EXCERPTED PASSAGE:
::::

Stacey Doré: Yes. Thanks, Jim, and thanks for the question, David. So we are currently pursuing deals at multiple sites in our portfolio. We're also having some early conversations with some of the developers about a kind of portfolio approach where with one customer, we might be able to pursue colocation deals at multiple sites and combine that with even building some new generation. We have -- we're in pretty detailed customer discussions at some of our nuclear sites. There's a lot of interest, obviously, in the nuclear side. But we have ongoing conversations with several different development companies, about a handful of our gas sites, both in PJM and in ERCOT. And we're in early discussions with some of the hyperscalers about nuclear uprates, and some new build as well as Jim mentioned. And then finally, we're in discussions with two particular large companies about building new gas plants to support a data center project. So as you can see, these discussions just take a number of forms with multiple companies around multiple sites. And of course, we're including stakeholders in those conversations as well from policymakers to the applicable transmission distribution utilities. As we've said before, the diligence process for these deals takes a long time. It's an intense effort because these are very long-term commitments to purchasing power. And so we're devoting a lot of time and resources to these discussions, but we're excited about the opportunity, and we believe that the -- whether it's Texas or other states that we operate in, Pennsylvania, Ohio, these are jurisdictions that are really interested in welcoming this load because of the economic development it brings. And so it's a multiparty conversation for all of these projects.
David Arcaro: Thanks for that. It makes sense just given the staggering scale here that so many options are under consideration. And I guess, maybe to ask it more directly to in terms of Comanche Peak. Have you seen Comanche Peak becoming better positioned here just after seeing the FERC challenges that have popped up in PJM? Like has urgency increased there? And just would be curious your latest thinking on what the timing of a deal could potentially be?

::::

TASKS FOR THIS EXERCISE:
(1) Answer these about the transcript excerpt:
(a) With how many large companies is Stacey Doré discussing building new gas plants for a data center project?
(b) In which two markets are the gas sites under discussion located?
(c) Which site does David Arcaro ask about directly?
(2) Please echo word for word the part of the transcript excerpt that opens with the words containing "David Arcaro: Thanks" and closes with "could potentially be?".
The records that follow have no connection to the transcript excerpt.

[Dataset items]
::::

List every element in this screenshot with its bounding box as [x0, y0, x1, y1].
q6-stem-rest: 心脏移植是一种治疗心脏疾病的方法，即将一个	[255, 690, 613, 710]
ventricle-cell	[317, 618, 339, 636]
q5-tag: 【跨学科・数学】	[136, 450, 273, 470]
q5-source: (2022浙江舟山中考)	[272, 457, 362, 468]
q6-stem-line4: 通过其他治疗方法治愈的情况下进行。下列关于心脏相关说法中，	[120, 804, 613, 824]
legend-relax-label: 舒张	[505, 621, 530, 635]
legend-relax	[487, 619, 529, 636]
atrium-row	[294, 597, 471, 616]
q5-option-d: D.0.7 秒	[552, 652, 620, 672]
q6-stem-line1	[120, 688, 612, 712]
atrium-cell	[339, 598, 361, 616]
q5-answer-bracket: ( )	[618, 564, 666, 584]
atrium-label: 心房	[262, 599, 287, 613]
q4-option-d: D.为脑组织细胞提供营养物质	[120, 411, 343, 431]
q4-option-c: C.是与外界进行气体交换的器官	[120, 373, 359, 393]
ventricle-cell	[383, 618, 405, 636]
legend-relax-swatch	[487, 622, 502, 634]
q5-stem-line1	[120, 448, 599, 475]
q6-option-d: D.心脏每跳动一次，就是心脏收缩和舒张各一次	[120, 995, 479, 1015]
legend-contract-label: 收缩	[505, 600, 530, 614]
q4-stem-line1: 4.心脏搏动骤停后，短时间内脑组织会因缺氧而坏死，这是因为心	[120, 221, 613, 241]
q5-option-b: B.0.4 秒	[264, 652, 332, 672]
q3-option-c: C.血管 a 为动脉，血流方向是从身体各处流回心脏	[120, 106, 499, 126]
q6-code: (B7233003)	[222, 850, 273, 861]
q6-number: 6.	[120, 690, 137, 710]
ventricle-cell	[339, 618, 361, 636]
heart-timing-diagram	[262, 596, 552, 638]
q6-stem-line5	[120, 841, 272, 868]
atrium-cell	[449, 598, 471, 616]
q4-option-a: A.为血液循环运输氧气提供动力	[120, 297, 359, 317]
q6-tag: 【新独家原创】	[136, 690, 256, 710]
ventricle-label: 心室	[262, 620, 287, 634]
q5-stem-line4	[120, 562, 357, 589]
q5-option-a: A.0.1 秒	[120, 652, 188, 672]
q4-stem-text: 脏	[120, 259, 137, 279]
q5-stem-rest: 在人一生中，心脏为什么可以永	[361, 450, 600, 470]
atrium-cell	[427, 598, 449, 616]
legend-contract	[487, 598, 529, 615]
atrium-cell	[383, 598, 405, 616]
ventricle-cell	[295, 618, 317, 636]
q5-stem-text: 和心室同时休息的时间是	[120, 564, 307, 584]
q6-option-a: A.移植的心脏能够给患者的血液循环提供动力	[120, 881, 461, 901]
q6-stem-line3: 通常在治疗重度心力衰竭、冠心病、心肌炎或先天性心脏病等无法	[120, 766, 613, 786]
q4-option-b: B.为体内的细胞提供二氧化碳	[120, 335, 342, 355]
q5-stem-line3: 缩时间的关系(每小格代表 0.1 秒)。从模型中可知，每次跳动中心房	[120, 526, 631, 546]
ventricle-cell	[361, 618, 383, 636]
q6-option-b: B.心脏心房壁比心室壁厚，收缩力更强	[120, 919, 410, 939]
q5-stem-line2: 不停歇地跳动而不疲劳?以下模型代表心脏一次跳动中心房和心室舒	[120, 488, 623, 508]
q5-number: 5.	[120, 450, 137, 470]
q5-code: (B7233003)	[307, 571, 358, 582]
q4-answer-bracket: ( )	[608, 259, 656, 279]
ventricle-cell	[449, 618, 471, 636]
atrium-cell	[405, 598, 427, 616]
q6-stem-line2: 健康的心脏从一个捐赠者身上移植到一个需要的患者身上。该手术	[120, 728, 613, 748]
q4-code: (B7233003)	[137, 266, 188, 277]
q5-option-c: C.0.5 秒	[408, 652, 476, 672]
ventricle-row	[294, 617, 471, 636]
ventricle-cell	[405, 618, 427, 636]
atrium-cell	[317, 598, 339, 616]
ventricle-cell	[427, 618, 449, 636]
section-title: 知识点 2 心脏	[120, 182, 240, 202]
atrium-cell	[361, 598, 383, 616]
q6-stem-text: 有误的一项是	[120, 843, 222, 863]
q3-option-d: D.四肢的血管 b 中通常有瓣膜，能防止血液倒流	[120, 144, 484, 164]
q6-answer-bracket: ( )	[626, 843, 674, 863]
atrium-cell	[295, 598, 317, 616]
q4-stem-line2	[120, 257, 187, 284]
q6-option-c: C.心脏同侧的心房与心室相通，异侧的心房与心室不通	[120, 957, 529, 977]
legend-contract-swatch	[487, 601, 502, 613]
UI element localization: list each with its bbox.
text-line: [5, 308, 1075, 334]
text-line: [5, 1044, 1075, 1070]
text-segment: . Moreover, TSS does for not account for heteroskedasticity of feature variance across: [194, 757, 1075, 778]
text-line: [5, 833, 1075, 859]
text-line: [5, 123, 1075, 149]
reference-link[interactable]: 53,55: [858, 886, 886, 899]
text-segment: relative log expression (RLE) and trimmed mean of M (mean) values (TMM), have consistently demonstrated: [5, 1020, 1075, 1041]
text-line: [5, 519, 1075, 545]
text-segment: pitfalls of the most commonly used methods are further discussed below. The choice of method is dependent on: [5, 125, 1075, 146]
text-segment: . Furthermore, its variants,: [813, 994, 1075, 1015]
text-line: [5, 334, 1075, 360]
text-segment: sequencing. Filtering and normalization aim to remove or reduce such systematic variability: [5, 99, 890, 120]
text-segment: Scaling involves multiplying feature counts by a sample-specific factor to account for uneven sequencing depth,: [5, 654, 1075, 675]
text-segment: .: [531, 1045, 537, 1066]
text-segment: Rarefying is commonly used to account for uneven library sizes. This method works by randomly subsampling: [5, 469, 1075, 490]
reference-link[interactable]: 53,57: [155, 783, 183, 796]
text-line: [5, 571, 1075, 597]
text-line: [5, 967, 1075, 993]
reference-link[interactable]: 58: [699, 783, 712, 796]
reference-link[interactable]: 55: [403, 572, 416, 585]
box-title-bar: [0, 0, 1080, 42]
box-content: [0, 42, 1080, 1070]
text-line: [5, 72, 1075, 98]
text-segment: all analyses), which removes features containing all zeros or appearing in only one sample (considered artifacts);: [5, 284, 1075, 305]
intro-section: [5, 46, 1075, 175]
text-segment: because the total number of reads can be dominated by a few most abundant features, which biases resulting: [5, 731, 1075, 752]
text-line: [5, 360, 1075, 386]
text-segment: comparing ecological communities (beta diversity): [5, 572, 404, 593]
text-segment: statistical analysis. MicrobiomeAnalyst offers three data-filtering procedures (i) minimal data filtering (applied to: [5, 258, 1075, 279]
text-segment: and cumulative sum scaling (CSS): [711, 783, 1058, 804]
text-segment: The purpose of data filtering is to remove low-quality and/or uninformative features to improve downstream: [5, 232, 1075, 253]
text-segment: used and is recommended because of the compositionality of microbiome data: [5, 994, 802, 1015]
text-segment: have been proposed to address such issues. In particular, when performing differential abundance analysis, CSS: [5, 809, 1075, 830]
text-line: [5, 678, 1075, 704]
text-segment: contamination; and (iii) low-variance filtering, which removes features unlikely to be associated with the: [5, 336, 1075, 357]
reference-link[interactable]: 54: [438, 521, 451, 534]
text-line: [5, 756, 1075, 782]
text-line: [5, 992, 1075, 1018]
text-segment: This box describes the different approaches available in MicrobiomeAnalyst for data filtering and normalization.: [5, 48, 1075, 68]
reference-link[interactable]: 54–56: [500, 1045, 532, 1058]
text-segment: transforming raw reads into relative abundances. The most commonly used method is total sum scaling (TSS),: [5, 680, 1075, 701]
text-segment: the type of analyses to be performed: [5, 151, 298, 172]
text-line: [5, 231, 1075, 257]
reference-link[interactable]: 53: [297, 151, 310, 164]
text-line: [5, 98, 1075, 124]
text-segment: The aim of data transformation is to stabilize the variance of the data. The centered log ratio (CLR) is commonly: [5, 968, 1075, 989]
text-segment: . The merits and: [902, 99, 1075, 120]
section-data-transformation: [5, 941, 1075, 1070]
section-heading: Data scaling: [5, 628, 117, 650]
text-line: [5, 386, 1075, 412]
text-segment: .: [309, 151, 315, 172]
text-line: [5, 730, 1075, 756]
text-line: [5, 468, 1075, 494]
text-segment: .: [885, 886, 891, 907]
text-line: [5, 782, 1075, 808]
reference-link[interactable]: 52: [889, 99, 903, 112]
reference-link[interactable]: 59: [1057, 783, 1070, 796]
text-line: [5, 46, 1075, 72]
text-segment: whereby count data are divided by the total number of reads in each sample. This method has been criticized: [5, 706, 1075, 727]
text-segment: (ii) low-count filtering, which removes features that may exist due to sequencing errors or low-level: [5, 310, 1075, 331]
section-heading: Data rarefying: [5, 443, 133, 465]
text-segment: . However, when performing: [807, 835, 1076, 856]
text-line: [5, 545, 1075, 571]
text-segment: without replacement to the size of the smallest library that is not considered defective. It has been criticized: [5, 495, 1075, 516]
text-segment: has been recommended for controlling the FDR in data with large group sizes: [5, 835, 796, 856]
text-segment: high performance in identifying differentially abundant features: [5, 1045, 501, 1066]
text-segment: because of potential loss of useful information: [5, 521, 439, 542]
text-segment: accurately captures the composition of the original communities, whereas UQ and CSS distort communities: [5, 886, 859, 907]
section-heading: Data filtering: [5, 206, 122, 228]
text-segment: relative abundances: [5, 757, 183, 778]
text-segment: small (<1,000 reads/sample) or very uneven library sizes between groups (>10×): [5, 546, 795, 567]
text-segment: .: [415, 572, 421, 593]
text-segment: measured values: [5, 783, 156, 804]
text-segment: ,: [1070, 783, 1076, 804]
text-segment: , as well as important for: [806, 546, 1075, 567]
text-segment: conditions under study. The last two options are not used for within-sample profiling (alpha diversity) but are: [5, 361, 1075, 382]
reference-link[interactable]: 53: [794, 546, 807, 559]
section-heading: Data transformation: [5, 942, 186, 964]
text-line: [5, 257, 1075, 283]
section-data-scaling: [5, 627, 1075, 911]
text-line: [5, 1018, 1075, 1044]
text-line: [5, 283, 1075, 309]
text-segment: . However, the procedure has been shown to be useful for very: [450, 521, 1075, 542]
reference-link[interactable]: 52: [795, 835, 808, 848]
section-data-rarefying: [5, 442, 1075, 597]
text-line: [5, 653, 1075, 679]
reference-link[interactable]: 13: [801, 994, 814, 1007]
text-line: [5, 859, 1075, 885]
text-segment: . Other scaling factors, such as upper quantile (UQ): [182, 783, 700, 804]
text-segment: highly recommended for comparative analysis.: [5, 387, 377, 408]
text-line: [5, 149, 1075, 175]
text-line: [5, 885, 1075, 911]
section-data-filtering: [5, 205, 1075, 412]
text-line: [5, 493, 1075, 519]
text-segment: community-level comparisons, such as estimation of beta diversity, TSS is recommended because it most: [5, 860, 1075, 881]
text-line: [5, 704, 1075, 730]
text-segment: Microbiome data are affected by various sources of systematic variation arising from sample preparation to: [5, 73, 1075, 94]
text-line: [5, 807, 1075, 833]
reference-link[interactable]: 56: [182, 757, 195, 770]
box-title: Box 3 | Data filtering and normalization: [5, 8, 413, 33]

::::

ANSWERS IN ORDER:
(1)
(a) Two
(b) PJM and ERCOT
(c) Comanche Peak

(2)
David Arcaro: Thanks for that. It makes sense just given the staggering scale here that so many options are under consideration. And I guess, maybe to ask it more directly to in terms of Comanche Peak. Have you seen Comanche Peak becoming better positioned here just after seeing the FERC challenges that have popped up in PJM? Like has urgency increased there? And just would be curious your latest thinking on what the timing of a deal could potentially be?